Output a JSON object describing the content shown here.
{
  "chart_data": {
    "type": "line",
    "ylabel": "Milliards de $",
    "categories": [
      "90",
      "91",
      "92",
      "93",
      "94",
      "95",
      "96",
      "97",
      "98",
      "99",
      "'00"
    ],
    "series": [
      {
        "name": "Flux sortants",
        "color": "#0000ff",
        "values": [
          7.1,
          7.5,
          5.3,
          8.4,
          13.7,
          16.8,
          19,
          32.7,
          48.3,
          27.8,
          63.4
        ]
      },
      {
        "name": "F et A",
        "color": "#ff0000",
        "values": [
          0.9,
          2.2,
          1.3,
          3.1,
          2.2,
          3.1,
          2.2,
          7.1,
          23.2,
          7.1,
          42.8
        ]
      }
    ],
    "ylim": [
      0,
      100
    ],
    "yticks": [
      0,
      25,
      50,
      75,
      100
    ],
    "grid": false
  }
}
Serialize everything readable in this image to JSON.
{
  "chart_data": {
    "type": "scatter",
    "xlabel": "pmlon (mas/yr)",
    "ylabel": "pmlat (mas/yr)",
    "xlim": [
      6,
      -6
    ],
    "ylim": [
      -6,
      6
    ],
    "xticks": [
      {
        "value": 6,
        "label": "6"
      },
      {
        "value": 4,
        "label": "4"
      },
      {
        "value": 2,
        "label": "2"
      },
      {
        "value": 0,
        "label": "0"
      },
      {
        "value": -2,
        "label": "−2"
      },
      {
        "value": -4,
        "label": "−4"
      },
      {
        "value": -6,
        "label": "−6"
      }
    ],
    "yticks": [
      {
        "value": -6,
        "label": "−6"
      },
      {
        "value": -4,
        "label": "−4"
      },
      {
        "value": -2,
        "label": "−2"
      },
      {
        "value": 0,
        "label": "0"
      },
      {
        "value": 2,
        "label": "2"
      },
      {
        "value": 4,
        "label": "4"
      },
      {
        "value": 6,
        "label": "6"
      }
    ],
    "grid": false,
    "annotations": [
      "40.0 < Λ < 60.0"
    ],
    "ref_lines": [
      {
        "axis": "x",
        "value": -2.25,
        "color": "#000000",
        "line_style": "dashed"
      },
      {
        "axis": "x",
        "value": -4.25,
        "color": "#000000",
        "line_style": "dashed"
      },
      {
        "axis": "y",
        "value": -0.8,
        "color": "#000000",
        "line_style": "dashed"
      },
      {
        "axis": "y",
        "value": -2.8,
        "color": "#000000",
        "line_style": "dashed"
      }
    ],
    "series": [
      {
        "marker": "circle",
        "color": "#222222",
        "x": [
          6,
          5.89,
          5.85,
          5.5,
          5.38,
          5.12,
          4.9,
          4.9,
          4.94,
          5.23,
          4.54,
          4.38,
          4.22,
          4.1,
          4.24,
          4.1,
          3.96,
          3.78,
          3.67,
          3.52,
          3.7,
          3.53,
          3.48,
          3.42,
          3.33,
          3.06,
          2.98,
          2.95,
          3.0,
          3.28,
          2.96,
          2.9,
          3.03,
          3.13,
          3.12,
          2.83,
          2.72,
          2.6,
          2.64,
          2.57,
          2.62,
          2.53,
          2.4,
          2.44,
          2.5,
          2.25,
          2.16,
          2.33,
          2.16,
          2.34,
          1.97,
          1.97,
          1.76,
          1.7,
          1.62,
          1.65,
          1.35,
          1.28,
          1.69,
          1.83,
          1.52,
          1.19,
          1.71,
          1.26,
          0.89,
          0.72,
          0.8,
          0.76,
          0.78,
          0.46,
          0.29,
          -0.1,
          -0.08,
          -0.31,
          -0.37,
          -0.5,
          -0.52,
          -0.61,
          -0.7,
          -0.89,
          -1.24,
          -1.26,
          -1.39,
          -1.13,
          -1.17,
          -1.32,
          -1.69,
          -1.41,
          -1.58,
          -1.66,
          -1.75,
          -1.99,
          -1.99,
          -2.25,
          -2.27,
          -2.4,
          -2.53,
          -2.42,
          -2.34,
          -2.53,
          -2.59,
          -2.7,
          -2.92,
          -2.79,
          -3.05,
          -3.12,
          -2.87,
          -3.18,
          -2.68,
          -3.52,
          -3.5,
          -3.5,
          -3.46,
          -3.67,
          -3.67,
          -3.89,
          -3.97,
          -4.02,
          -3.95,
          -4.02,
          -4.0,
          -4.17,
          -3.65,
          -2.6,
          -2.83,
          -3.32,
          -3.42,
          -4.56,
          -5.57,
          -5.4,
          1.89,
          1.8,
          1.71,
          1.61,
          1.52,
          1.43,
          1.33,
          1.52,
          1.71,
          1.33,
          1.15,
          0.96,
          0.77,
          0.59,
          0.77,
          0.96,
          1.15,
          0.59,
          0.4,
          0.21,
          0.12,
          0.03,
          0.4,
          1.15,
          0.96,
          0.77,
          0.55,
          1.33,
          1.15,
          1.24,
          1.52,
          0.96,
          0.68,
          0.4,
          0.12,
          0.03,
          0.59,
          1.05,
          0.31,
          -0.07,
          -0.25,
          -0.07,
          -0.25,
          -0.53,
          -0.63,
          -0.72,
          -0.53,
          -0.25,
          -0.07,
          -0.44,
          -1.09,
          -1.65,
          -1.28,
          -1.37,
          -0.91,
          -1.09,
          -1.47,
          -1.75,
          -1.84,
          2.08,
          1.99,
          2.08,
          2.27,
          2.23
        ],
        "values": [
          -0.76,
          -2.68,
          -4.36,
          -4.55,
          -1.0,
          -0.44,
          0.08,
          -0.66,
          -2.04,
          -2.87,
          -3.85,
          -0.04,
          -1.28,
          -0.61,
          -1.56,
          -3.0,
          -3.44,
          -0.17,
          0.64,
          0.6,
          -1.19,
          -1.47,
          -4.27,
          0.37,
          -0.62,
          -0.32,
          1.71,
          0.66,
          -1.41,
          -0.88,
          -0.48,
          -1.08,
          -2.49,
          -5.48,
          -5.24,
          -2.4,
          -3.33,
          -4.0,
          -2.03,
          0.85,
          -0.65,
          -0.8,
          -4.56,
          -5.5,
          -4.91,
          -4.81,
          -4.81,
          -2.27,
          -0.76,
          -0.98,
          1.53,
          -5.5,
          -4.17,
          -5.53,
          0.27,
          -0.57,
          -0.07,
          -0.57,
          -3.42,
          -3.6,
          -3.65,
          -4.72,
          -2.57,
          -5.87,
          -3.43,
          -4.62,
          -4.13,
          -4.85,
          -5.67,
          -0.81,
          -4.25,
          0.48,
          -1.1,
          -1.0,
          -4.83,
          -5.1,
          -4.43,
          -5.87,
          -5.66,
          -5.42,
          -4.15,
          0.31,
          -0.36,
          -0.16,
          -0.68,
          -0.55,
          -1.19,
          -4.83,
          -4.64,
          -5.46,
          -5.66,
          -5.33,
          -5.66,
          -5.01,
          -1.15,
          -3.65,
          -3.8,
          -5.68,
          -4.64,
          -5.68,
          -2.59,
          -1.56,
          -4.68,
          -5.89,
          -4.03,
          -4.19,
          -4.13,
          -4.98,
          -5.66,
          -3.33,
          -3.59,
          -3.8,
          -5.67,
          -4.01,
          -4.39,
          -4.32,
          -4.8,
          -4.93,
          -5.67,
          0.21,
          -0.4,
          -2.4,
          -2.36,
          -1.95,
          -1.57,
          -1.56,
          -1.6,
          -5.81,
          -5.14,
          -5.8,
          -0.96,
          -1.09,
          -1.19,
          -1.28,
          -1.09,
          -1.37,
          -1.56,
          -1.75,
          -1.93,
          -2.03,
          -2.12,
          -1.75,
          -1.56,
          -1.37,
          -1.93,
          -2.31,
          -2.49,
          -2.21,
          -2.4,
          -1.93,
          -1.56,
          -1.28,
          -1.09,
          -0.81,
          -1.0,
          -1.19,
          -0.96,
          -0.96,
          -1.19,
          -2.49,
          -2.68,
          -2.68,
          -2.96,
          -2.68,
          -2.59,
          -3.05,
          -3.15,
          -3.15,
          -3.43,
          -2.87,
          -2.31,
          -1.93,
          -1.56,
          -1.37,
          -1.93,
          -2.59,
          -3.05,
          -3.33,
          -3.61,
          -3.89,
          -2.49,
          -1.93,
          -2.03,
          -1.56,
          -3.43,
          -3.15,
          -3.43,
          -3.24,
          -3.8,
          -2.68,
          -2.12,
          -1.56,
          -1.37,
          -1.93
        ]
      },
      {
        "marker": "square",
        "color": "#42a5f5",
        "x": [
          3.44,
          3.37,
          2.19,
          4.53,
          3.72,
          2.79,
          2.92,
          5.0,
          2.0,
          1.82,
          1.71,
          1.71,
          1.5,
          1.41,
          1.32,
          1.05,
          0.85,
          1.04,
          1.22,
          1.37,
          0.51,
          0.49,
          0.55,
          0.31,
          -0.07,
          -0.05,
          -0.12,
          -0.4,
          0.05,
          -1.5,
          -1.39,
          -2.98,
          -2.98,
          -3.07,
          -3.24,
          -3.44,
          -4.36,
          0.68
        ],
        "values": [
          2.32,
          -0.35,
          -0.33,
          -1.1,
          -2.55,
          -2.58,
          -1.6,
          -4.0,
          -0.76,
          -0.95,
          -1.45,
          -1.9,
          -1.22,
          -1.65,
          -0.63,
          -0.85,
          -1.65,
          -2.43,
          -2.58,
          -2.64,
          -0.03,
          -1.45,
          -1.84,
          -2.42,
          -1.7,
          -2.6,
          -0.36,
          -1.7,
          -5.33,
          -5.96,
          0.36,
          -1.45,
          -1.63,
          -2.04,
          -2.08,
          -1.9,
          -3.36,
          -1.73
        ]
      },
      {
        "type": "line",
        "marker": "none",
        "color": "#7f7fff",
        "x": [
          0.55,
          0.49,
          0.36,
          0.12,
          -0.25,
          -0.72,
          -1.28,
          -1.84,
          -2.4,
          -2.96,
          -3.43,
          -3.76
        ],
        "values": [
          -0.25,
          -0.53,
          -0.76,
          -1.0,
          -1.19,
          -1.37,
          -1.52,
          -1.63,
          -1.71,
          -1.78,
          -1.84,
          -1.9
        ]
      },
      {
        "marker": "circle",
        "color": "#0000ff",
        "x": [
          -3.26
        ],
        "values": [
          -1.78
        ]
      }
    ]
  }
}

• What you should do
Collect each line above holding the string "marker".

• Expected output
        "marker": "circle",
        "marker": "square",
        "marker": "none",
        "marker": "circle",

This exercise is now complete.